→ **OBJECTIVE**:
Give only the number of lines in these records that contain the word "this".

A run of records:

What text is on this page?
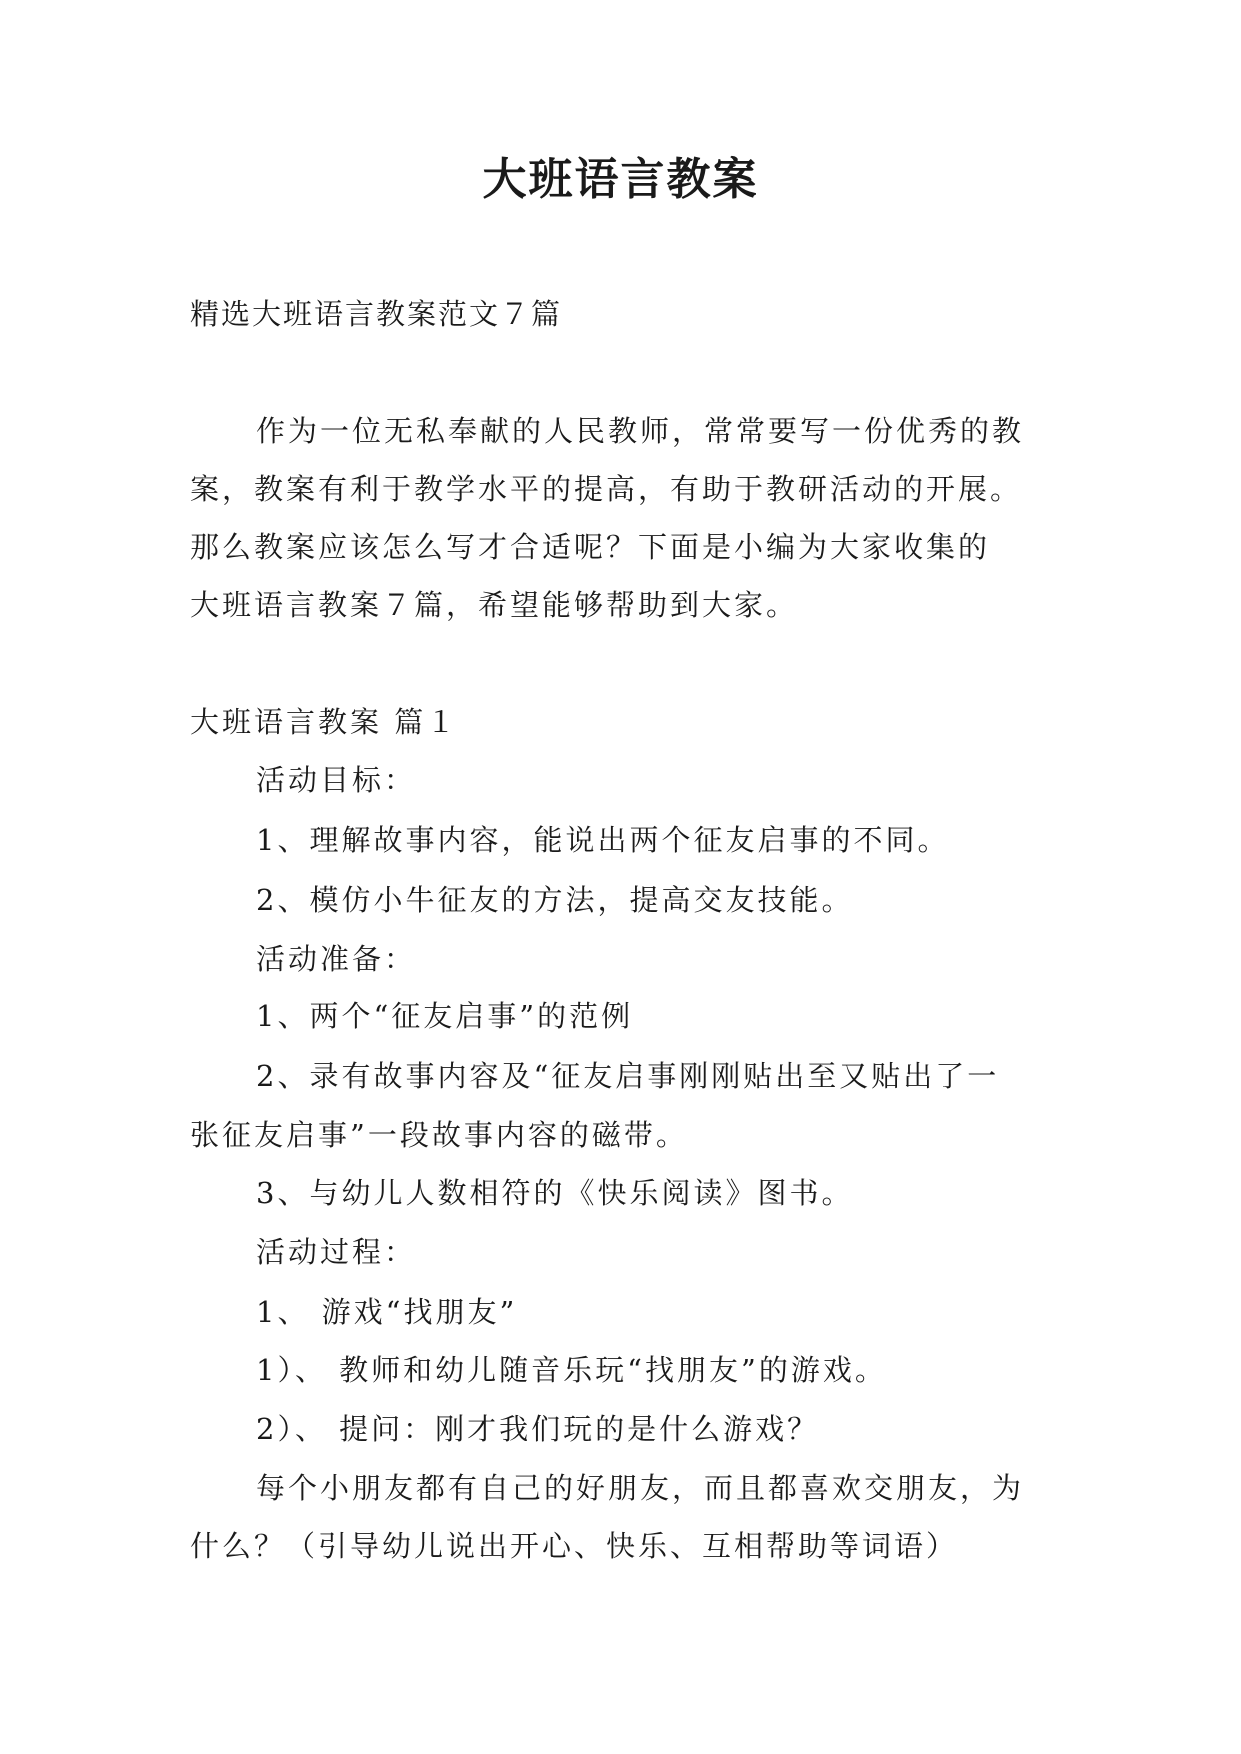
大班语言教案

精选大班语言教案范文７篇

作为一位无私奉献的人民教师，常常要写一份优秀的教
案，教案有利于教学水平的提高，有助于教研活动的开展。
那么教案应该怎么写才合适呢？下面是小编为大家收集的
大班语言教案７篇，希望能够帮助到大家。

大班语言教案 篇１

活动目标：

1、理解故事内容，能说出两个征友启事的不同。

2、模仿小牛征友的方法，提高交友技能。

活动准备：

1、两个“征友启事”的范例

2、录有故事内容及“征友启事刚刚贴出至又贴出了一

张征友启事”一段故事内容的磁带。

3、与幼儿人数相符的《快乐阅读》图书。

活动过程：

1、 游戏“找朋友”

1）、 教师和幼儿随音乐玩“找朋友”的游戏。

2）、 提问：刚才我们玩的是什么游戏？

每个小朋友都有自己的好朋友，而且都喜欢交朋友，为

什么？（引导幼儿说出开心、快乐、互相帮助等词语）
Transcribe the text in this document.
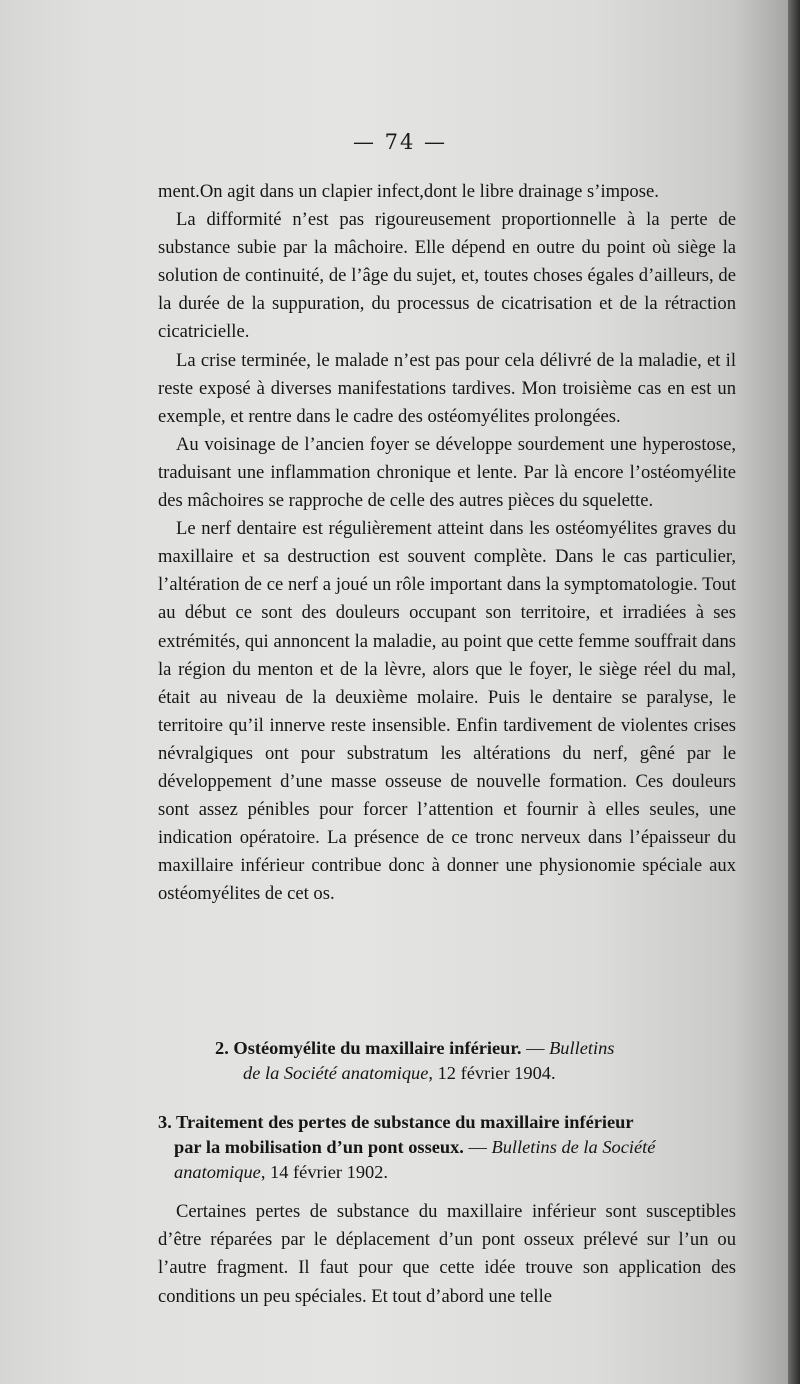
— 74 —

ment.On agit dans un clapier infect,dont le libre drainage s’impose.

La difformité n’est pas rigoureusement proportionnelle à la perte de substance subie par la mâchoire. Elle dépend en outre du point où siège la solution de continuité, de l’âge du sujet, et, toutes choses égales d’ailleurs, de la durée de la suppuration, du processus de cicatrisation et de la rétraction cicatricielle.

La crise terminée, le malade n’est pas pour cela délivré de la maladie, et il reste exposé à diverses manifestations tardives. Mon troisième cas en est un exemple, et rentre dans le cadre des ostéomyélites prolongées.

Au voisinage de l’ancien foyer se développe sourdement une hyperostose, traduisant une inflammation chronique et lente. Par là encore l’ostéomyélite des mâchoires se rapproche de celle des autres pièces du squelette.

Le nerf dentaire est régulièrement atteint dans les ostéomyélites graves du maxillaire et sa destruction est souvent complète. Dans le cas particulier, l’altération de ce nerf a joué un rôle important dans la symptomatologie. Tout au début ce sont des douleurs occupant son territoire, et irradiées à ses extrémités, qui annoncent la maladie, au point que cette femme souffrait dans la région du menton et de la lèvre, alors que le foyer, le siège réel du mal, était au niveau de la deuxième molaire. Puis le dentaire se paralyse, le territoire qu’il innerve reste insensible. Enfin tardivement de violentes crises névralgiques ont pour substratum les altérations du nerf, gêné par le développement d’une masse osseuse de nouvelle formation. Ces douleurs sont assez pénibles pour forcer l’attention et fournir à elles seules, une indication opératoire. La présence de ce tronc nerveux dans l’épaisseur du maxillaire inférieur contribue donc à donner une physionomie spéciale aux ostéomyélites de cet os.

2. Ostéomyélite du maxillaire inférieur. — Bulletins
de la Société anatomique, 12 février 1904.
3. Traitement des pertes de substance du maxillaire inférieur
par la mobilisation d’un pont osseux. — Bulletins de la Société
anatomique, 14 février 1902.

Certaines pertes de substance du maxillaire inférieur sont susceptibles d’être réparées par le déplacement d’un pont osseux prélevé sur l’un ou l’autre fragment. Il faut pour que cette idée trouve son application des conditions un peu spéciales. Et tout d’abord une telle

→ **SOLUTION TO THE EXERCISE**:
2